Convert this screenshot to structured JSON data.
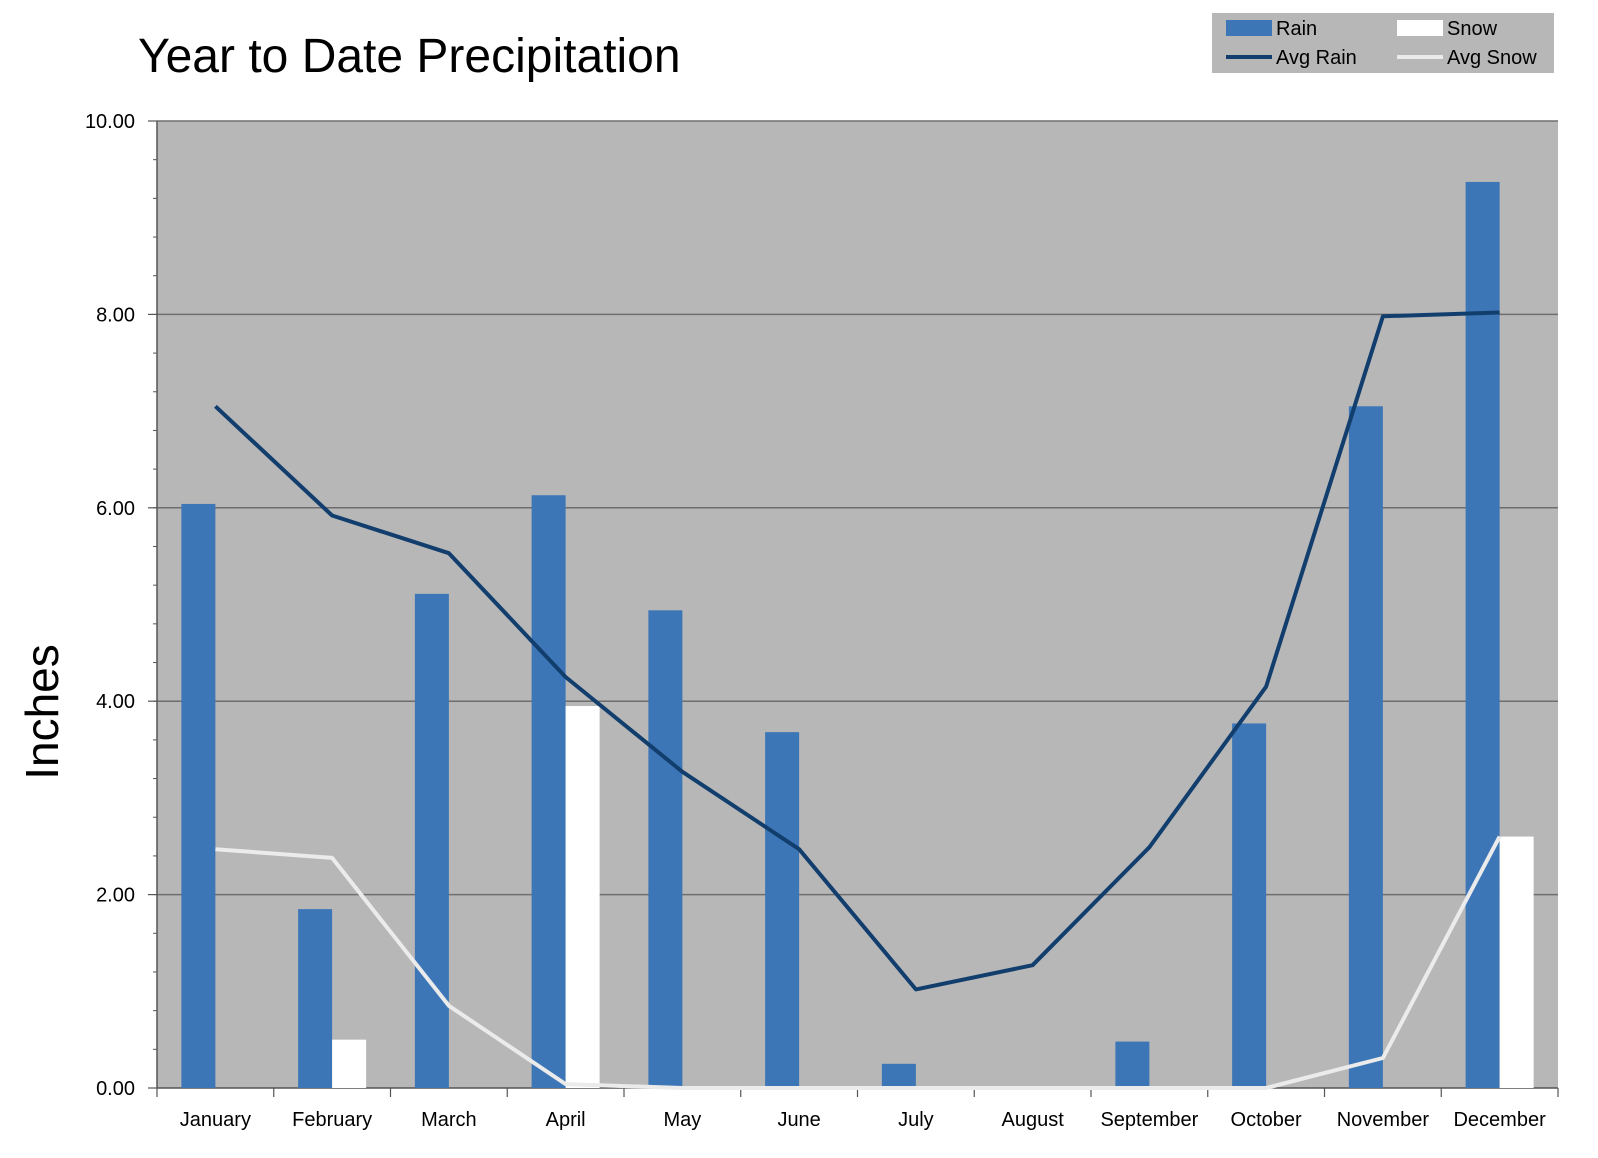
{
  "chart_data": {
    "type": "bar",
    "title": "Year to Date Precipitation",
    "xlabel": "",
    "ylabel": "Inches",
    "ylim": [
      0,
      10
    ],
    "y_ticks": [
      "0.00",
      "2.00",
      "4.00",
      "6.00",
      "8.00",
      "10.00"
    ],
    "categories": [
      "January",
      "February",
      "March",
      "April",
      "May",
      "June",
      "July",
      "August",
      "September",
      "October",
      "November",
      "December"
    ],
    "series": [
      {
        "name": "Rain",
        "kind": "bar",
        "color": "#3d76b7",
        "values": [
          6.04,
          1.85,
          5.11,
          6.13,
          4.94,
          3.68,
          0.25,
          0.0,
          0.48,
          3.77,
          7.05,
          9.37
        ]
      },
      {
        "name": "Snow",
        "kind": "bar",
        "color": "#ffffff",
        "values": [
          0.0,
          0.5,
          0.0,
          3.95,
          0.0,
          0.0,
          0.0,
          0.0,
          0.0,
          0.0,
          0.0,
          2.6
        ]
      },
      {
        "name": "Avg Rain",
        "kind": "line",
        "color": "#123e6e",
        "values": [
          7.05,
          5.92,
          5.53,
          4.25,
          3.27,
          2.47,
          1.02,
          1.27,
          2.49,
          4.15,
          7.98,
          8.02
        ]
      },
      {
        "name": "Avg Snow",
        "kind": "line",
        "color": "#ebebeb",
        "values": [
          2.47,
          2.38,
          0.85,
          0.04,
          0.0,
          0.0,
          0.0,
          0.0,
          0.0,
          0.0,
          0.31,
          2.6
        ]
      }
    ],
    "grid": true,
    "plot_background": "#b7b7b7",
    "legend_position": "top-right"
  }
}
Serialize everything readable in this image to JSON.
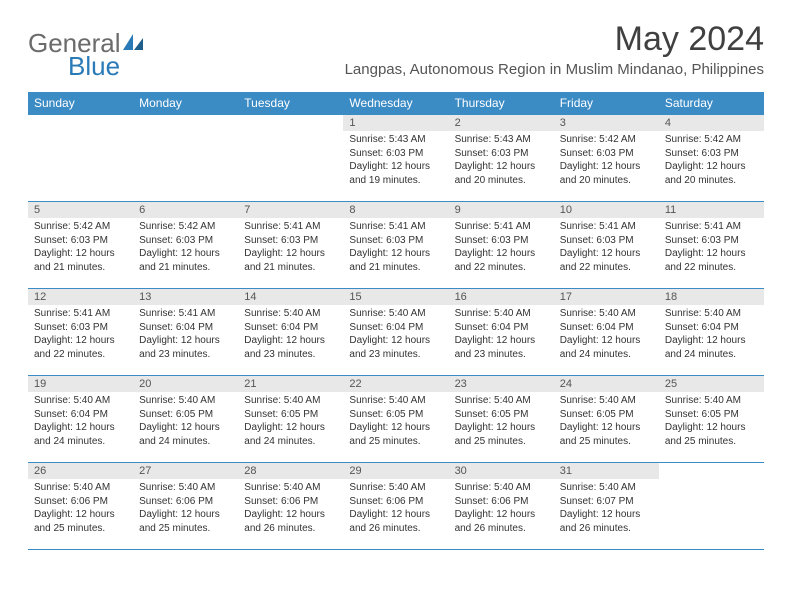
{
  "logo": {
    "general": "General",
    "blue": "Blue"
  },
  "title": "May 2024",
  "location": "Langpas, Autonomous Region in Muslim Mindanao, Philippines",
  "colors": {
    "header_bg": "#3b8bc5",
    "header_text": "#ffffff",
    "daynum_bg": "#e8e8e8",
    "rule": "#3b8bc5",
    "logo_gray": "#6b6b6b",
    "logo_blue": "#2a7ab8",
    "title_color": "#404040",
    "location_color": "#555555",
    "body_text": "#333333",
    "background": "#ffffff"
  },
  "dayheaders": [
    "Sunday",
    "Monday",
    "Tuesday",
    "Wednesday",
    "Thursday",
    "Friday",
    "Saturday"
  ],
  "weeks": [
    [
      {
        "empty": true
      },
      {
        "empty": true
      },
      {
        "empty": true
      },
      {
        "n": "1",
        "sr": "5:43 AM",
        "ss": "6:03 PM",
        "dl": "12 hours and 19 minutes."
      },
      {
        "n": "2",
        "sr": "5:43 AM",
        "ss": "6:03 PM",
        "dl": "12 hours and 20 minutes."
      },
      {
        "n": "3",
        "sr": "5:42 AM",
        "ss": "6:03 PM",
        "dl": "12 hours and 20 minutes."
      },
      {
        "n": "4",
        "sr": "5:42 AM",
        "ss": "6:03 PM",
        "dl": "12 hours and 20 minutes."
      }
    ],
    [
      {
        "n": "5",
        "sr": "5:42 AM",
        "ss": "6:03 PM",
        "dl": "12 hours and 21 minutes."
      },
      {
        "n": "6",
        "sr": "5:42 AM",
        "ss": "6:03 PM",
        "dl": "12 hours and 21 minutes."
      },
      {
        "n": "7",
        "sr": "5:41 AM",
        "ss": "6:03 PM",
        "dl": "12 hours and 21 minutes."
      },
      {
        "n": "8",
        "sr": "5:41 AM",
        "ss": "6:03 PM",
        "dl": "12 hours and 21 minutes."
      },
      {
        "n": "9",
        "sr": "5:41 AM",
        "ss": "6:03 PM",
        "dl": "12 hours and 22 minutes."
      },
      {
        "n": "10",
        "sr": "5:41 AM",
        "ss": "6:03 PM",
        "dl": "12 hours and 22 minutes."
      },
      {
        "n": "11",
        "sr": "5:41 AM",
        "ss": "6:03 PM",
        "dl": "12 hours and 22 minutes."
      }
    ],
    [
      {
        "n": "12",
        "sr": "5:41 AM",
        "ss": "6:03 PM",
        "dl": "12 hours and 22 minutes."
      },
      {
        "n": "13",
        "sr": "5:41 AM",
        "ss": "6:04 PM",
        "dl": "12 hours and 23 minutes."
      },
      {
        "n": "14",
        "sr": "5:40 AM",
        "ss": "6:04 PM",
        "dl": "12 hours and 23 minutes."
      },
      {
        "n": "15",
        "sr": "5:40 AM",
        "ss": "6:04 PM",
        "dl": "12 hours and 23 minutes."
      },
      {
        "n": "16",
        "sr": "5:40 AM",
        "ss": "6:04 PM",
        "dl": "12 hours and 23 minutes."
      },
      {
        "n": "17",
        "sr": "5:40 AM",
        "ss": "6:04 PM",
        "dl": "12 hours and 24 minutes."
      },
      {
        "n": "18",
        "sr": "5:40 AM",
        "ss": "6:04 PM",
        "dl": "12 hours and 24 minutes."
      }
    ],
    [
      {
        "n": "19",
        "sr": "5:40 AM",
        "ss": "6:04 PM",
        "dl": "12 hours and 24 minutes."
      },
      {
        "n": "20",
        "sr": "5:40 AM",
        "ss": "6:05 PM",
        "dl": "12 hours and 24 minutes."
      },
      {
        "n": "21",
        "sr": "5:40 AM",
        "ss": "6:05 PM",
        "dl": "12 hours and 24 minutes."
      },
      {
        "n": "22",
        "sr": "5:40 AM",
        "ss": "6:05 PM",
        "dl": "12 hours and 25 minutes."
      },
      {
        "n": "23",
        "sr": "5:40 AM",
        "ss": "6:05 PM",
        "dl": "12 hours and 25 minutes."
      },
      {
        "n": "24",
        "sr": "5:40 AM",
        "ss": "6:05 PM",
        "dl": "12 hours and 25 minutes."
      },
      {
        "n": "25",
        "sr": "5:40 AM",
        "ss": "6:05 PM",
        "dl": "12 hours and 25 minutes."
      }
    ],
    [
      {
        "n": "26",
        "sr": "5:40 AM",
        "ss": "6:06 PM",
        "dl": "12 hours and 25 minutes."
      },
      {
        "n": "27",
        "sr": "5:40 AM",
        "ss": "6:06 PM",
        "dl": "12 hours and 25 minutes."
      },
      {
        "n": "28",
        "sr": "5:40 AM",
        "ss": "6:06 PM",
        "dl": "12 hours and 26 minutes."
      },
      {
        "n": "29",
        "sr": "5:40 AM",
        "ss": "6:06 PM",
        "dl": "12 hours and 26 minutes."
      },
      {
        "n": "30",
        "sr": "5:40 AM",
        "ss": "6:06 PM",
        "dl": "12 hours and 26 minutes."
      },
      {
        "n": "31",
        "sr": "5:40 AM",
        "ss": "6:07 PM",
        "dl": "12 hours and 26 minutes."
      },
      {
        "empty": true
      }
    ]
  ],
  "labels": {
    "sunrise": "Sunrise: ",
    "sunset": "Sunset: ",
    "daylight": "Daylight: "
  }
}
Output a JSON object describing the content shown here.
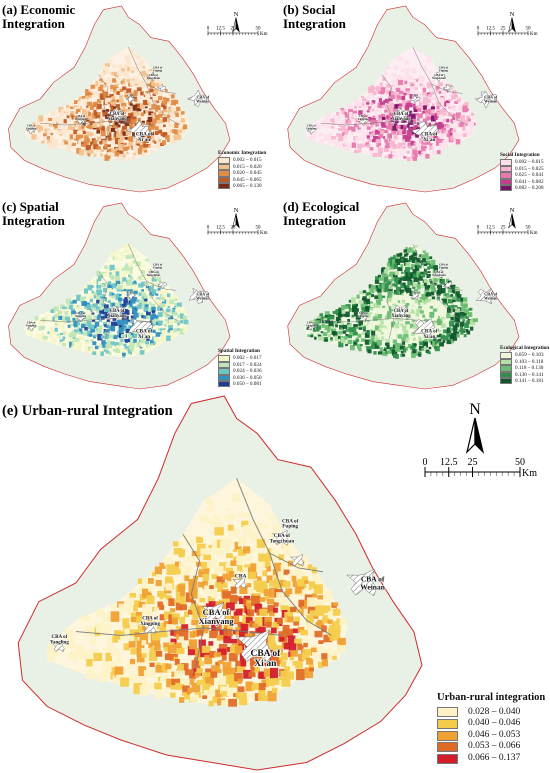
{
  "panels": [
    {
      "id": "a",
      "title": "(a) Economic\nIntegration",
      "legend_title": "Economic Integration",
      "classes": [
        "0.002 – 0.015",
        "0.015 – 0.020",
        "0.020 – 0.045",
        "0.045 – 0.065",
        "0.065 – 0.130"
      ],
      "colors": [
        "#fbe6cf",
        "#f2c28e",
        "#e08c46",
        "#bf5a24",
        "#7a2b12"
      ],
      "base": "#fdf1e3"
    },
    {
      "id": "b",
      "title": "(b) Social\nIntegration",
      "legend_title": "Social Integration",
      "classes": [
        "0.002 – 0.015",
        "0.015 – 0.025",
        "0.025 – 0.041",
        "0.041 – 0.082",
        "0.082 – 0.208"
      ],
      "colors": [
        "#fde0ea",
        "#f7b4cd",
        "#e879ae",
        "#c43d8e",
        "#7a1268"
      ],
      "base": "#fdeef3"
    },
    {
      "id": "c",
      "title": "(c) Spatial\nIntegration",
      "legend_title": "Spatial Integration",
      "classes": [
        "0.002 – 0.017",
        "0.017 – 0.024",
        "0.024 – 0.036",
        "0.036 – 0.050",
        "0.050 – 0.081"
      ],
      "colors": [
        "#f4f7c8",
        "#bfe6b8",
        "#6fc4c8",
        "#2f8fc0",
        "#1e3d97"
      ],
      "base": "#fafbe2"
    },
    {
      "id": "d",
      "title": "(d) Ecological\nIntegration",
      "legend_title": "Ecological Integration",
      "classes": [
        "0.059 – 0.103",
        "0.103 – 0.118",
        "0.118 – 0.130",
        "0.130 – 0.141",
        "0.141 – 0.181"
      ],
      "colors": [
        "#eef7da",
        "#b5e0a4",
        "#6cbd73",
        "#2f8f4a",
        "#0f5a2c"
      ],
      "base": "#f1f8e4"
    },
    {
      "id": "e",
      "title": "(e) Urban-rural Integration",
      "legend_title": "Urban-rural integration",
      "classes": [
        "0.028 – 0.040",
        "0.040 – 0.046",
        "0.046 – 0.053",
        "0.053 – 0.066",
        "0.066 – 0.137"
      ],
      "colors": [
        "#fdf2c6",
        "#f4cc4c",
        "#f0a134",
        "#e06b26",
        "#d21e2a"
      ],
      "base": "#fef6dc"
    }
  ],
  "scale_bar": {
    "ticks": [
      "0",
      "12.5",
      "25",
      "50"
    ],
    "unit": "Km"
  },
  "north_label": "N",
  "city_labels": {
    "main": [
      "CBA of\nXi'an",
      "CBA of\nXianyang"
    ],
    "weinan": "CBA of\nWeinan",
    "tongchuan": "CBA of\nTongchuan",
    "fuping": "CBA of\nFuping",
    "xingping": "CBA of\nXingping",
    "yangling": "CBA of\nYangling",
    "other": "CBA"
  },
  "colors": {
    "outer_boundary": "#cc2b2b",
    "district_boundary": "#7a7a7a",
    "background_region": "#e9f0e6",
    "hatch": "#666666"
  }
}
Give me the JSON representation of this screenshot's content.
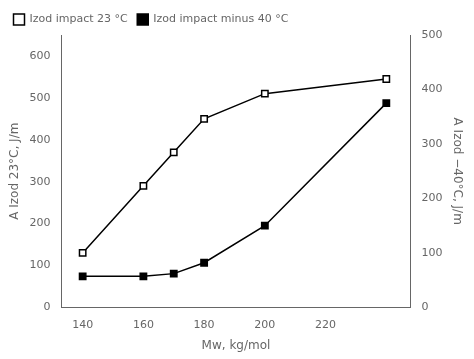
{
  "chart_data": {
    "type": "line",
    "x_label": "Mw, kg/mol",
    "y_label": "A Izod 23°C, J/m",
    "y2_label": "A Izod −40°C, J/m",
    "x": [
      140,
      160,
      170,
      180,
      200,
      240
    ],
    "series": [
      {
        "name": "Izod impact 23 °C",
        "color": "#000000",
        "marker": "square-open",
        "values": [
          130,
          290,
          370,
          450,
          510,
          545
        ]
      },
      {
        "name": "Izod impact minus 40 °C",
        "color": "#000000",
        "marker": "square",
        "axis": "y2",
        "values": [
          57,
          57,
          62,
          82,
          150,
          375
        ]
      }
    ],
    "xlim": [
      133,
      248
    ],
    "xticks": [
      140,
      160,
      180,
      200,
      220
    ],
    "ylim": [
      0,
      650
    ],
    "yticks": [
      0,
      100,
      200,
      300,
      400,
      500,
      600
    ],
    "y2lim": [
      0,
      500
    ],
    "y2ticks": [
      0,
      100,
      200,
      300,
      400,
      500
    ],
    "grid": false,
    "legend": "upper left"
  }
}
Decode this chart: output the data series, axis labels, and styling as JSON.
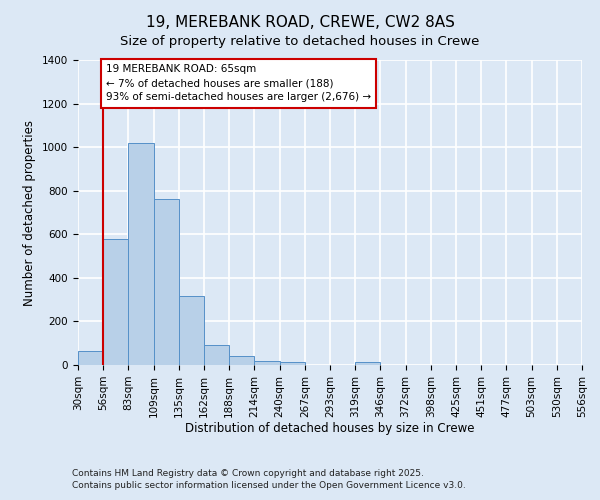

GIVEN PROBLEM => Gather all lines from the listing above in which "content" occurs.

SOLUTION TO THE PROBLEM =>
Output a JSON object describing the content shown here.
Give me the JSON representation of this screenshot's content.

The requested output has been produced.